→ YOUR OBJECTIVE: Retype the listing that follows, exactly as written.

→ DATASET:
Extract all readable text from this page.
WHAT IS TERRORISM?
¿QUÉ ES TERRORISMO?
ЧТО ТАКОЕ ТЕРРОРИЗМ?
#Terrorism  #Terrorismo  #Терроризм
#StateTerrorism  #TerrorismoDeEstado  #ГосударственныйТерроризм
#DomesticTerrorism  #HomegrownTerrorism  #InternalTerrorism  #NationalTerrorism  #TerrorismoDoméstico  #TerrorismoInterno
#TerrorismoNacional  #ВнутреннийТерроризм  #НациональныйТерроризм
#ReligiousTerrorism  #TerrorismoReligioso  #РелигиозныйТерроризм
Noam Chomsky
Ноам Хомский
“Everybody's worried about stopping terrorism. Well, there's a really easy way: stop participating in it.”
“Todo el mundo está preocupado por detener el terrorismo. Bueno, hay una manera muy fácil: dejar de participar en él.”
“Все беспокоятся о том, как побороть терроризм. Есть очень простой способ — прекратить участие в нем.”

→ TASK SOLUTION:
Extract all readable text from this page.
WHAT IS TERRORISM?
¿QUÉ ES TERRORISMO?
ЧТО ТАКОЕ ТЕРРОРИЗМ?
#Terrorism  #Terrorismo  #Терроризм
#StateTerrorism  #TerrorismoDeEstado  #ГосударственныйТерроризм
#DomesticTerrorism  #HomegrownTerrorism  #InternalTerrorism  #NationalTerrorism  #TerrorismoDoméstico  #TerrorismoInterno
#TerrorismoNacional  #ВнутреннийТерроризм  #НациональныйТерроризм
#ReligiousTerrorism  #TerrorismoReligioso  #РелигиозныйТерроризм
Noam Chomsky
Ноам Хомский
“Everybody's worried about stopping terrorism. Well, there's a really easy way: stop participating in it.”
“Todo el mundo está preocupado por detener el terrorismo. Bueno, hay una manera muy fácil: dejar de participar en él.”
“Все беспокоятся о том, как побороть терроризм. Есть очень простой способ — прекратить участие в нем.”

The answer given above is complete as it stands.